=== WHAT NEEDS TO BE DONE ===
Render the lines as a JSON list of strings, one string per line with blank lines omitted, beginning with the first line and ending after the line that contains "banner-text: 】咨询★ [647, 71, 706, 89]". Include both of those lines.

=== DATA LINES ===
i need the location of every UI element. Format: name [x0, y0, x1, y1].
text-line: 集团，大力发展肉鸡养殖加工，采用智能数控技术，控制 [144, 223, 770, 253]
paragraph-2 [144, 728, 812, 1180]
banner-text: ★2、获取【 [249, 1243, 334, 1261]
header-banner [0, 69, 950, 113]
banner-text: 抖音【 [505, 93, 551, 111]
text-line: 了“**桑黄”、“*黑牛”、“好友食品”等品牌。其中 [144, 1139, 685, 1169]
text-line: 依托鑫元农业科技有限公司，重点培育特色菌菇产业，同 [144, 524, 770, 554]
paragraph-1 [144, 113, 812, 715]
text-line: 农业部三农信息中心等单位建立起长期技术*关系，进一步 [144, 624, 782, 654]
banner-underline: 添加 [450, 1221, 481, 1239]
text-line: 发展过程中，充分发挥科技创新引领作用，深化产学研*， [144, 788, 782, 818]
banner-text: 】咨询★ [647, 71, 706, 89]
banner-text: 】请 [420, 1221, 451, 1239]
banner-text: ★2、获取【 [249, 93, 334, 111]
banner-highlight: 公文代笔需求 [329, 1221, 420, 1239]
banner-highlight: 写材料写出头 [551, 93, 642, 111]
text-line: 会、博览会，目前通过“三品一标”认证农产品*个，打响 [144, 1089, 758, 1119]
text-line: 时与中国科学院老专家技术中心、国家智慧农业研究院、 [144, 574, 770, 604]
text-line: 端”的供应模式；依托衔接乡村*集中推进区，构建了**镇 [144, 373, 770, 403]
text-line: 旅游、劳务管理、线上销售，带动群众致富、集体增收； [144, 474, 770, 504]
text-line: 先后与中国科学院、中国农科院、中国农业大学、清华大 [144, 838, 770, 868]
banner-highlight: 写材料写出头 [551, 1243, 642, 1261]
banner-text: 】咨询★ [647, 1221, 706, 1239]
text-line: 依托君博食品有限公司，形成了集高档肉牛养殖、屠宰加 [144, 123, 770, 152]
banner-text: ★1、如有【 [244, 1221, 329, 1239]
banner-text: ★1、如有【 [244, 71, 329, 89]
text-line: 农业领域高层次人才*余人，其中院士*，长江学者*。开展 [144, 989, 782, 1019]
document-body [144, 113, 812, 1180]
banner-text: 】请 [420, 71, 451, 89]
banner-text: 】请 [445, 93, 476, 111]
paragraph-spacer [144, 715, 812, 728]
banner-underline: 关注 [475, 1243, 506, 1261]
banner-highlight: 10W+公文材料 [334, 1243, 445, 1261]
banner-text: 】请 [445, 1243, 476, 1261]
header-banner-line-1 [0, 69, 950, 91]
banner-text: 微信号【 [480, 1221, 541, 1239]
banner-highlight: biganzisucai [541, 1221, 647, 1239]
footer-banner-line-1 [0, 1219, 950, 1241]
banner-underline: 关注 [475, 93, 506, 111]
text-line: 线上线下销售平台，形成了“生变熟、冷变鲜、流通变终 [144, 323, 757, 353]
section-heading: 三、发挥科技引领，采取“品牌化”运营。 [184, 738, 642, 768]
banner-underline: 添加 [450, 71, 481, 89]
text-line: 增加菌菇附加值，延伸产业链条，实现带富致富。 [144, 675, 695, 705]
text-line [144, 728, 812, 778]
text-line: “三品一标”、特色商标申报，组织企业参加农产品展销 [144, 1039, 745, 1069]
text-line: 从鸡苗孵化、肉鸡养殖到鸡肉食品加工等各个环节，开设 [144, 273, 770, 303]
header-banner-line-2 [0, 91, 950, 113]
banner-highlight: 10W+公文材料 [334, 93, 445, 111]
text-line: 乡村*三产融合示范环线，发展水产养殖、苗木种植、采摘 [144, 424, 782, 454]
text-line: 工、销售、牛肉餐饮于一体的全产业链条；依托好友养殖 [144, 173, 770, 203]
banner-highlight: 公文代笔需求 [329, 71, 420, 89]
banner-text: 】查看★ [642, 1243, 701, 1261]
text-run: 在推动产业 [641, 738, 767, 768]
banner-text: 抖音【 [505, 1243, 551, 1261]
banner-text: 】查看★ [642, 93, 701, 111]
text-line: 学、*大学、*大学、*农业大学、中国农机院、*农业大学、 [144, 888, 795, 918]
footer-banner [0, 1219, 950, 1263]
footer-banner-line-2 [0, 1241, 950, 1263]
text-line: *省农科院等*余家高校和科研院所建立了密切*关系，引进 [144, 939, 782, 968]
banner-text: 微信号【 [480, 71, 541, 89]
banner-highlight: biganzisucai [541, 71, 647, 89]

=== EXPECTED OUTPUT ===
[
  "i need the location of every UI element. Format: name [x0, y0, x1, y1].",
  "text-line: 集团，大力发展肉鸡养殖加工，采用智能数控技术，控制 [144, 223, 770, 253]",
  "paragraph-2 [144, 728, 812, 1180]",
  "banner-text: ★2、获取【 [249, 1243, 334, 1261]",
  "header-banner [0, 69, 950, 113]",
  "banner-text: 抖音【 [505, 93, 551, 111]",
  "text-line: 了“**桑黄”、“*黑牛”、“好友食品”等品牌。其中 [144, 1139, 685, 1169]",
  "text-line: 依托鑫元农业科技有限公司，重点培育特色菌菇产业，同 [144, 524, 770, 554]",
  "paragraph-1 [144, 113, 812, 715]",
  "text-line: 农业部三农信息中心等单位建立起长期技术*关系，进一步 [144, 624, 782, 654]",
  "banner-underline: 添加 [450, 1221, 481, 1239]",
  "text-line: 发展过程中，充分发挥科技创新引领作用，深化产学研*， [144, 788, 782, 818]",
  "banner-text: 】咨询★ [647, 71, 706, 89]"
]